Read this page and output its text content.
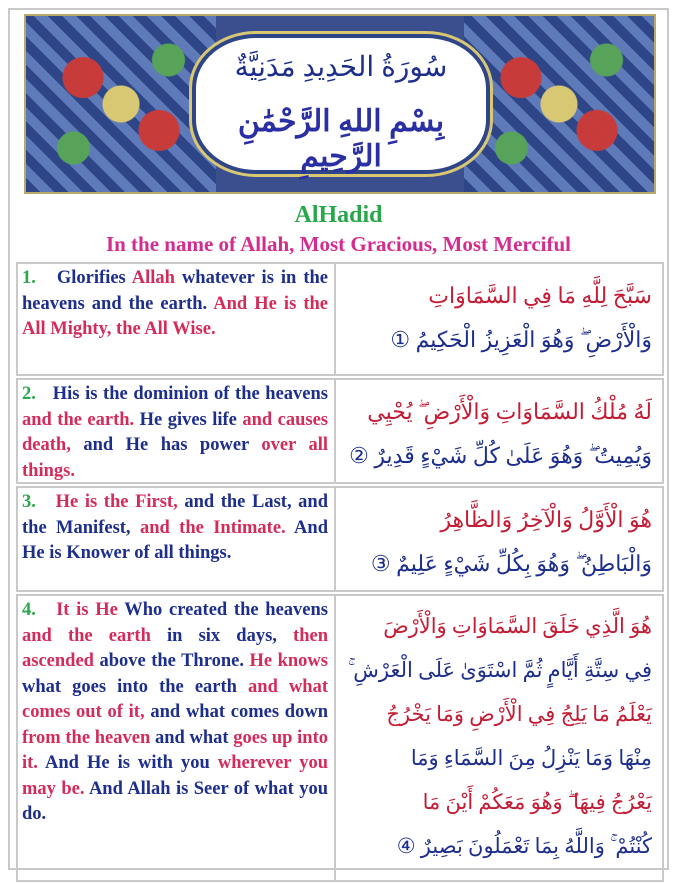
سُورَةُ الحَدِيدِ مَدَنِيَّةٌ
بِسْمِ اللهِ الرَّحْمَٰنِ الرَّحِيمِ
AlHadid
In the name of Allah, Most Gracious, Most Merciful
1.   Glorifies Allah whatever is in the heavens and the earth. And He is the All Mighty, the All Wise.
سَبَّحَ لِلَّهِ مَا فِي السَّمَاوَاتِ
وَالْأَرْضِ ۖ وَهُوَ الْعَزِيزُ الْحَكِيمُ ①
2.   His is the dominion of the heavens and the earth. He gives life and causes death, and He has power over all things.
لَهُ مُلْكُ السَّمَاوَاتِ وَالْأَرْضِ ۖ يُحْيِي
وَيُمِيتُ ۖ وَهُوَ عَلَىٰ كُلِّ شَيْءٍ قَدِيرٌ ②
3.   He is the First, and the Last, and the Manifest, and the Intimate. And He is Knower of all things.
هُوَ الْأَوَّلُ وَالْآخِرُ وَالظَّاهِرُ
وَالْبَاطِنُ ۖ وَهُوَ بِكُلِّ شَيْءٍ عَلِيمٌ ③
4.   It is He Who created the heavens and the earth in six days, then ascended above the Throne. He knows what goes into the earth and what comes out of it, and what comes down from the heaven and what goes up into it. And He is with you wherever you may be. And Allah is Seer of what you do.
هُوَ الَّذِي خَلَقَ السَّمَاوَاتِ وَالْأَرْضَ
فِي سِتَّةِ أَيَّامٍ ثُمَّ اسْتَوَىٰ عَلَى الْعَرْشِ ۚ
يَعْلَمُ مَا يَلِجُ فِي الْأَرْضِ وَمَا يَخْرُجُ
مِنْهَا وَمَا يَنْزِلُ مِنَ السَّمَاءِ وَمَا
يَعْرُجُ فِيهَا ۖ وَهُوَ مَعَكُمْ أَيْنَ مَا
كُنْتُمْ ۚ وَاللَّهُ بِمَا تَعْمَلُونَ بَصِيرٌ ④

> **What the task asks**
Identify and list each line with the word "earth".

> **Result of this task**
1.   Glorifies Allah whatever is in the heavens and the earth. And He is the All Mighty, the All Wise.
2.   His is the dominion of the heavens and the earth. He gives life and causes death, and He has power over all things.
4.   It is He Who created the heavens and the earth in six days, then ascended above the Throne. He knows what goes into the earth and what comes out of it, and what comes down from the heaven and what goes up into it. And He is with you wherever you may be. And Allah is Seer of what you do.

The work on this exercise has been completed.